(Lines of data)

□ □ □ □ □

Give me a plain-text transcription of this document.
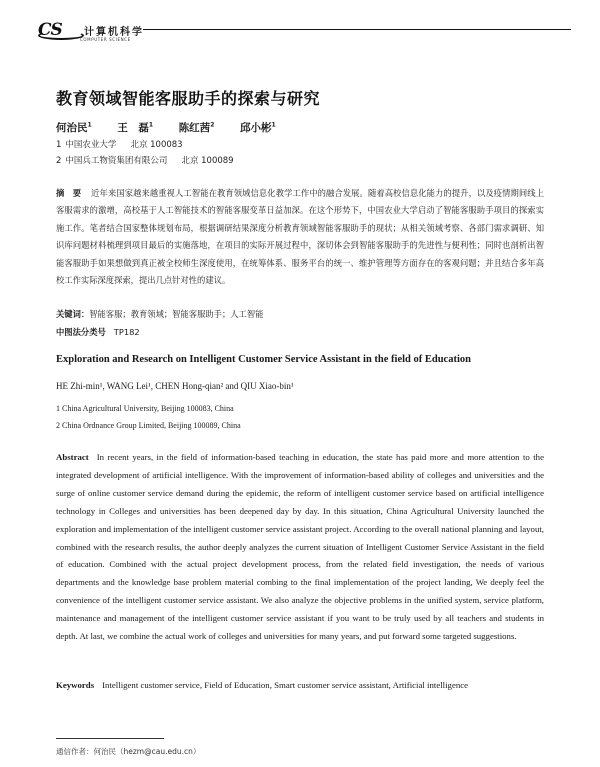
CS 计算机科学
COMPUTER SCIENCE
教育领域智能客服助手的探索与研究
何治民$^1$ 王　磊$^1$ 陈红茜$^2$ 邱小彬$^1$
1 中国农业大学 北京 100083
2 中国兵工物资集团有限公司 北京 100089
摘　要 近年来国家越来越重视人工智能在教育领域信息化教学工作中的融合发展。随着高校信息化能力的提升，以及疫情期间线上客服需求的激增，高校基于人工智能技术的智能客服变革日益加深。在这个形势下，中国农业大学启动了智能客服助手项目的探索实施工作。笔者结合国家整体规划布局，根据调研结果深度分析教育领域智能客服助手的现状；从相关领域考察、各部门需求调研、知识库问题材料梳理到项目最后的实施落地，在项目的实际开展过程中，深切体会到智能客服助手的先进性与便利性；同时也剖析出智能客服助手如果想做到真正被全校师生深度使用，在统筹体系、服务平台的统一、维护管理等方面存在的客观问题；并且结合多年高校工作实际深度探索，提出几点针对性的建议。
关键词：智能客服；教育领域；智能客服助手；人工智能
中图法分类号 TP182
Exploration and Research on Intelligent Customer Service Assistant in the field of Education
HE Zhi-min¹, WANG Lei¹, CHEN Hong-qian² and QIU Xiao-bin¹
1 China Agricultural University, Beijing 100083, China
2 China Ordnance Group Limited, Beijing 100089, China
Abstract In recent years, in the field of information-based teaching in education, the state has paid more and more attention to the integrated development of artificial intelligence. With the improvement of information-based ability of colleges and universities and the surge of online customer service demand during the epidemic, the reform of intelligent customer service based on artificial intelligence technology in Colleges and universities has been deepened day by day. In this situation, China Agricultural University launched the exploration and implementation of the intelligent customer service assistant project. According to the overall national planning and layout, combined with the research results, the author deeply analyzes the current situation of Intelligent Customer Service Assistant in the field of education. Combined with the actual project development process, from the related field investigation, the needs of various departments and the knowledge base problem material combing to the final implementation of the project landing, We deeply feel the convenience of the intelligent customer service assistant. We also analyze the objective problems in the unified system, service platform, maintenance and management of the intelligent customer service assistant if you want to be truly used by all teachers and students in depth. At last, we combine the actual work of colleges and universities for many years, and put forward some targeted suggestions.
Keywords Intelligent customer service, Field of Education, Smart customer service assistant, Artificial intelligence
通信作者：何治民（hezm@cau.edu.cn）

□ □ □ □ □

Reproduce the entries above word for word. Pictures stay out.

§ **Final result**
Give me a plain-text transcription of this document.
CS 计算机科学
COMPUTER SCIENCE
教育领域智能客服助手的探索与研究
何治民$^1$ 王　磊$^1$ 陈红茜$^2$ 邱小彬$^1$
1 中国农业大学 北京 100083
2 中国兵工物资集团有限公司 北京 100089
摘　要 近年来国家越来越重视人工智能在教育领域信息化教学工作中的融合发展。随着高校信息化能力的提升，以及疫情期间线上客服需求的激增，高校基于人工智能技术的智能客服变革日益加深。在这个形势下，中国农业大学启动了智能客服助手项目的探索实施工作。笔者结合国家整体规划布局，根据调研结果深度分析教育领域智能客服助手的现状；从相关领域考察、各部门需求调研、知识库问题材料梳理到项目最后的实施落地，在项目的实际开展过程中，深切体会到智能客服助手的先进性与便利性；同时也剖析出智能客服助手如果想做到真正被全校师生深度使用，在统筹体系、服务平台的统一、维护管理等方面存在的客观问题；并且结合多年高校工作实际深度探索，提出几点针对性的建议。
关键词：智能客服；教育领域；智能客服助手；人工智能
中图法分类号 TP182
Exploration and Research on Intelligent Customer Service Assistant in the field of Education
HE Zhi-min¹, WANG Lei¹, CHEN Hong-qian² and QIU Xiao-bin¹
1 China Agricultural University, Beijing 100083, China
2 China Ordnance Group Limited, Beijing 100089, China
Abstract In recent years, in the field of information-based teaching in education, the state has paid more and more attention to the integrated development of artificial intelligence. With the improvement of information-based ability of colleges and universities and the surge of online customer service demand during the epidemic, the reform of intelligent customer service based on artificial intelligence technology in Colleges and universities has been deepened day by day. In this situation, China Agricultural University launched the exploration and implementation of the intelligent customer service assistant project. According to the overall national planning and layout, combined with the research results, the author deeply analyzes the current situation of Intelligent Customer Service Assistant in the field of education. Combined with the actual project development process, from the related field investigation, the needs of various departments and the knowledge base problem material combing to the final implementation of the project landing, We deeply feel the convenience of the intelligent customer service assistant. We also analyze the objective problems in the unified system, service platform, maintenance and management of the intelligent customer service assistant if you want to be truly used by all teachers and students in depth. At last, we combine the actual work of colleges and universities for many years, and put forward some targeted suggestions.
Keywords Intelligent customer service, Field of Education, Smart customer service assistant, Artificial intelligence
通信作者：何治民（hezm@cau.edu.cn）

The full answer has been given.